(Source data)
** start **

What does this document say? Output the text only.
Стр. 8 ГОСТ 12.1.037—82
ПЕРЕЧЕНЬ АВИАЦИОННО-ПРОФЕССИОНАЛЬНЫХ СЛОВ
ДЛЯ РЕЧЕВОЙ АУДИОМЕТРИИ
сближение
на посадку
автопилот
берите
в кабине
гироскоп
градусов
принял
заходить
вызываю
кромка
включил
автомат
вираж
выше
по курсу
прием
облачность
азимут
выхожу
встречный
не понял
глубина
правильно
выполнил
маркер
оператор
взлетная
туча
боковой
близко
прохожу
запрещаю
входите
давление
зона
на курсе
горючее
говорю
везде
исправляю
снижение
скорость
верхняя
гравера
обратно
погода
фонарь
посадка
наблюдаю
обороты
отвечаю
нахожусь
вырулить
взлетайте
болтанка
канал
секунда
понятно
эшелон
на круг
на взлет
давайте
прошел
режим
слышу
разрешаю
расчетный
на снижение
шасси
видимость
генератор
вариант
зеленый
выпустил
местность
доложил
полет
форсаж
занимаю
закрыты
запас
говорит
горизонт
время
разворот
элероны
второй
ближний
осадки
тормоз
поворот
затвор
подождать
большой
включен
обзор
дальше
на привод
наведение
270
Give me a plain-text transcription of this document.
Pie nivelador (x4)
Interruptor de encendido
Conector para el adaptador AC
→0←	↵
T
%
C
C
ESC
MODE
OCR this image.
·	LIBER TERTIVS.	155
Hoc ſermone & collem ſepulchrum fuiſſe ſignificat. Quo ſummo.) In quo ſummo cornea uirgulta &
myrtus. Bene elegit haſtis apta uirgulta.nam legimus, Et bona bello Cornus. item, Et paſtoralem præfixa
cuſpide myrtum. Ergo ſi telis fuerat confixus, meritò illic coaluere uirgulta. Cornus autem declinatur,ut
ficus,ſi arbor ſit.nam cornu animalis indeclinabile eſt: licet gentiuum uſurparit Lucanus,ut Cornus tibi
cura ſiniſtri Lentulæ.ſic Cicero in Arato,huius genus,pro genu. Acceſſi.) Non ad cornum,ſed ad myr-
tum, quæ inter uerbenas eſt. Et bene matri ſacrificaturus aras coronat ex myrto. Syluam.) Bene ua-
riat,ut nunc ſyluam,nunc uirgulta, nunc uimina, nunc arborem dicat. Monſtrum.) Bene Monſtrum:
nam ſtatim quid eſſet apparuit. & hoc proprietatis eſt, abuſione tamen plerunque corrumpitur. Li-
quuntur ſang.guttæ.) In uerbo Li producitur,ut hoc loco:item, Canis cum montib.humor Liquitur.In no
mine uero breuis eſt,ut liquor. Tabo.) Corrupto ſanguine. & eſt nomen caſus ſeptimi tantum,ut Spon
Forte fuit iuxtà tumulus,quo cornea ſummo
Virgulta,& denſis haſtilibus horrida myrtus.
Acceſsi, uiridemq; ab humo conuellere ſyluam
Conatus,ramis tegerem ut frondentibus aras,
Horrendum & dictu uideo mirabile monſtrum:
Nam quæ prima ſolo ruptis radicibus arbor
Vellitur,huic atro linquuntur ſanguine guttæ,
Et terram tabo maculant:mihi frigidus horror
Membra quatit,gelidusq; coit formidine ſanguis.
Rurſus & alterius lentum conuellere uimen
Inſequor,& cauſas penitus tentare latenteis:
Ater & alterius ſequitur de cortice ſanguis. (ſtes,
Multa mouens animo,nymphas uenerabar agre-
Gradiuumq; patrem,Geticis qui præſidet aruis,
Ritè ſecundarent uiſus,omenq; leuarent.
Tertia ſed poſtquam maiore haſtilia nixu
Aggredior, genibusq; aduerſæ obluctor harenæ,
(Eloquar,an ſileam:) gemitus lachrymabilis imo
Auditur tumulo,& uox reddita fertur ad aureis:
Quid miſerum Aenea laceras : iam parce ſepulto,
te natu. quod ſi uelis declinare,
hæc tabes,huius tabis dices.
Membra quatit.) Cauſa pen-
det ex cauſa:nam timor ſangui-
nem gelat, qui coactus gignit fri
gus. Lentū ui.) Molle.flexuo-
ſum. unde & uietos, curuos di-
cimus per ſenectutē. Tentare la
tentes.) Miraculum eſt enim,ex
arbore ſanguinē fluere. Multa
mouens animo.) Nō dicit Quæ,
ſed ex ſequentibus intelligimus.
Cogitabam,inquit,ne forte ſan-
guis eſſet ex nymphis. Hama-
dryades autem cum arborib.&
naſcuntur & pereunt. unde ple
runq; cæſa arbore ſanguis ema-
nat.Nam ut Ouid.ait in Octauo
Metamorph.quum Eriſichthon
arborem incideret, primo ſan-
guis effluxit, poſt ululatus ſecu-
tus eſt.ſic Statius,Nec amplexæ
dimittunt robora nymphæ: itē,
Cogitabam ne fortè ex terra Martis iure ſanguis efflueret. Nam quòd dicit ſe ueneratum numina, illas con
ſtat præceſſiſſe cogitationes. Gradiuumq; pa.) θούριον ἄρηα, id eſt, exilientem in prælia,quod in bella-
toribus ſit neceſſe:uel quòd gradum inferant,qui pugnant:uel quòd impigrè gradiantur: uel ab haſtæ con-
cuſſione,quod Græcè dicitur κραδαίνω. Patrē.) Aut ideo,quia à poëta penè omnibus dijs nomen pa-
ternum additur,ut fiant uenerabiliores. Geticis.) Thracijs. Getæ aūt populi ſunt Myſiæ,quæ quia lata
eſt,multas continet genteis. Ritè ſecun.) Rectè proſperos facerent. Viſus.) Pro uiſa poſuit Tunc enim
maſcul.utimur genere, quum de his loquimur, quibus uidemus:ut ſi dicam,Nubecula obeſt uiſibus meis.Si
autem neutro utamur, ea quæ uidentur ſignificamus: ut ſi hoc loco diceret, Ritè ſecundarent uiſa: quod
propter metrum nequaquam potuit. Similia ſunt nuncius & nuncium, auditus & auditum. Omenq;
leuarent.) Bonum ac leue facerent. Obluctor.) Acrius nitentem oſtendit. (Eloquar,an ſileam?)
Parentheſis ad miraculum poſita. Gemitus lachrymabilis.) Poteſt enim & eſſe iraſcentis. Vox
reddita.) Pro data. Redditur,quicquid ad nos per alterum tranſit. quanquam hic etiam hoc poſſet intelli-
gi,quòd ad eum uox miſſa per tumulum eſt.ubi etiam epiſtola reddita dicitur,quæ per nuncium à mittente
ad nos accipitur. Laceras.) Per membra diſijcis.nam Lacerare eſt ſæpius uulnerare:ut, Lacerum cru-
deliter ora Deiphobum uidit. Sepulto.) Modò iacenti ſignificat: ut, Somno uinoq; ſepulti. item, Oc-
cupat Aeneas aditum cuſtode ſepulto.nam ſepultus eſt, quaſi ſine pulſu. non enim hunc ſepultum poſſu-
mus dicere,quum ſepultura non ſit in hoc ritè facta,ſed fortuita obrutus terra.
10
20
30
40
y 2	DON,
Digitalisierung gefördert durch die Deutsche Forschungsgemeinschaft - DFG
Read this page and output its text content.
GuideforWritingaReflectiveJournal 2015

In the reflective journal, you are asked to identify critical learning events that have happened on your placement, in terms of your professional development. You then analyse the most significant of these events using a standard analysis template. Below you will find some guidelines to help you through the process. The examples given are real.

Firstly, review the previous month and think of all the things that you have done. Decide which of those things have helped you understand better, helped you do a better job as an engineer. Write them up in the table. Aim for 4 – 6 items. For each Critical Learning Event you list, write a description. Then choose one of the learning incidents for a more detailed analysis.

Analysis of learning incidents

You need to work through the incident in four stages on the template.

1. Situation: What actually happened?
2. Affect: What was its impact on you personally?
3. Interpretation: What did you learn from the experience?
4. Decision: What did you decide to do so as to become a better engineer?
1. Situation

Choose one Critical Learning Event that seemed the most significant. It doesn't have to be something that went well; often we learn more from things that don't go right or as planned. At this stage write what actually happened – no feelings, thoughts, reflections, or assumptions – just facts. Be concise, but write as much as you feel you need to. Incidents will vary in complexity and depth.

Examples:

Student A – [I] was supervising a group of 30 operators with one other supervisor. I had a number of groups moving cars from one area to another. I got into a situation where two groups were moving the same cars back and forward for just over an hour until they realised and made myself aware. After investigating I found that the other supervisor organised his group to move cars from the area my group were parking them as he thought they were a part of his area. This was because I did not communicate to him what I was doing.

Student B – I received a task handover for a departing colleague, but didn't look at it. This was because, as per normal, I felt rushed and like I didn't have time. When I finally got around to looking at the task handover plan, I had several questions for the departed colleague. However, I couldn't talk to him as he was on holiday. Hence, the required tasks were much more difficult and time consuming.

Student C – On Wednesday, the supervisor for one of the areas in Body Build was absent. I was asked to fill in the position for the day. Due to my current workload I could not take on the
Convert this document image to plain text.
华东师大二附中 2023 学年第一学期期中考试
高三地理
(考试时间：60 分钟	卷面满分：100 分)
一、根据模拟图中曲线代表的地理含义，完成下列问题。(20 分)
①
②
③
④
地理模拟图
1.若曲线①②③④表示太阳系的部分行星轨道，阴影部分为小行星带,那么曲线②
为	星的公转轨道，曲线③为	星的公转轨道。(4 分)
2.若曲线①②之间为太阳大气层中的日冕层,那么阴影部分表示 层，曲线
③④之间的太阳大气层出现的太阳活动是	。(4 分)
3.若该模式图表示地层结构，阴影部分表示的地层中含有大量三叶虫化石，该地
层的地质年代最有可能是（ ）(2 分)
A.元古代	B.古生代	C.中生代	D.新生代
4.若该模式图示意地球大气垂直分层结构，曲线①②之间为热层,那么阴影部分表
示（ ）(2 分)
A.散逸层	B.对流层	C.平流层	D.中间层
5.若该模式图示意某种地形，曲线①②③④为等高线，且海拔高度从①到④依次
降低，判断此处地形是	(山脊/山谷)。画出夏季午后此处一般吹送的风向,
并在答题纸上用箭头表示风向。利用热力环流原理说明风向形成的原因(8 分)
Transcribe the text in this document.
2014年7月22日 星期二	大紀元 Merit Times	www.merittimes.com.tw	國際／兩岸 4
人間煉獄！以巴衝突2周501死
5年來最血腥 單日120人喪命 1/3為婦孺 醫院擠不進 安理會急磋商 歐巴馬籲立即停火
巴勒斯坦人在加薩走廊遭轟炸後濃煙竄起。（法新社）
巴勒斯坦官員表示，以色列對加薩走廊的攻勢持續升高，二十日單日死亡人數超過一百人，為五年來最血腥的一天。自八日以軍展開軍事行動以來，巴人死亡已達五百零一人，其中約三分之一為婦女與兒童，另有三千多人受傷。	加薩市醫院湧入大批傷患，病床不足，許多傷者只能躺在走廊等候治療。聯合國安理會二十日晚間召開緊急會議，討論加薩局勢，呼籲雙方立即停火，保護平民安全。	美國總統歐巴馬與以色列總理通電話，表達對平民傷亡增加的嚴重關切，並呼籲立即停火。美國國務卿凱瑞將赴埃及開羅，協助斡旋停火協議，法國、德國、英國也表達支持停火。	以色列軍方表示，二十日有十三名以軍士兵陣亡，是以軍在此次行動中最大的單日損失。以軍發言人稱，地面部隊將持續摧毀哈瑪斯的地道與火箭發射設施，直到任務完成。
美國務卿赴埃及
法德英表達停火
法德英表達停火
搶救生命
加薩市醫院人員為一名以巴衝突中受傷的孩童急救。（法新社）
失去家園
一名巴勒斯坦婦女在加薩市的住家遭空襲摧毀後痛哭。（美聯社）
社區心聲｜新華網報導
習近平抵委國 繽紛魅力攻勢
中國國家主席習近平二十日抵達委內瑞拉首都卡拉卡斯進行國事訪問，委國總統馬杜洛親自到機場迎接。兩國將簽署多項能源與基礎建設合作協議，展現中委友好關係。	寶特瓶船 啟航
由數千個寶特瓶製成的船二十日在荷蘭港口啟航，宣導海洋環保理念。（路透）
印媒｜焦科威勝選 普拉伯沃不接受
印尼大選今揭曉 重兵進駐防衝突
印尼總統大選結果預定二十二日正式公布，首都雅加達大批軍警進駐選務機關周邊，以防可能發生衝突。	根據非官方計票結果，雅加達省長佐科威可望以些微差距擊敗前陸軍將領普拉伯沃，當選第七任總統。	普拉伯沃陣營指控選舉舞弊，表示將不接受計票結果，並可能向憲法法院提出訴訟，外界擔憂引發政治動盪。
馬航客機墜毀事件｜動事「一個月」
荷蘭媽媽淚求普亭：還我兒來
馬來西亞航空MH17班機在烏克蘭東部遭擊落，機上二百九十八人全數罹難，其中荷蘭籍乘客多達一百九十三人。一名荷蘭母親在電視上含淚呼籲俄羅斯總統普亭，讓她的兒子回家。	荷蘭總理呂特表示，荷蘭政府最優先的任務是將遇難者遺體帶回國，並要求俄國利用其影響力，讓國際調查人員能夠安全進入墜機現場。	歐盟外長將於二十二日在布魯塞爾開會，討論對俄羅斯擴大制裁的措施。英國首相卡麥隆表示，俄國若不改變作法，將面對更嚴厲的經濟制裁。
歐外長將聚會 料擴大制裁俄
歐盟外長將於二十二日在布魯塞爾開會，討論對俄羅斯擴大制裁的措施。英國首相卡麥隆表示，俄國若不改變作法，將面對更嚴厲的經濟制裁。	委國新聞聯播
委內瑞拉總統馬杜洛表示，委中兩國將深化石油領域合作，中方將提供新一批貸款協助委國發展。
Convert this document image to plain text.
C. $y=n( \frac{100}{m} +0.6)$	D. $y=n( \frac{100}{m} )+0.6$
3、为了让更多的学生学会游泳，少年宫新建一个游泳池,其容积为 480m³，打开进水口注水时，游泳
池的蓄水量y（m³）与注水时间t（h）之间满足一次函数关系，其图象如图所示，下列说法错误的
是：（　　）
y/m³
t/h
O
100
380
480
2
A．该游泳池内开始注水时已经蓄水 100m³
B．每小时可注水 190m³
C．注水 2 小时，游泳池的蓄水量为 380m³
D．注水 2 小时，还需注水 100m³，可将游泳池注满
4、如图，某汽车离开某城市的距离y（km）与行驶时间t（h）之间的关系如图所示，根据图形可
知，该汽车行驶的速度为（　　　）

** end **

[Directions]
Tally up the lines holding the string "engineer" in this listing, and report the total alone.

[The output]
2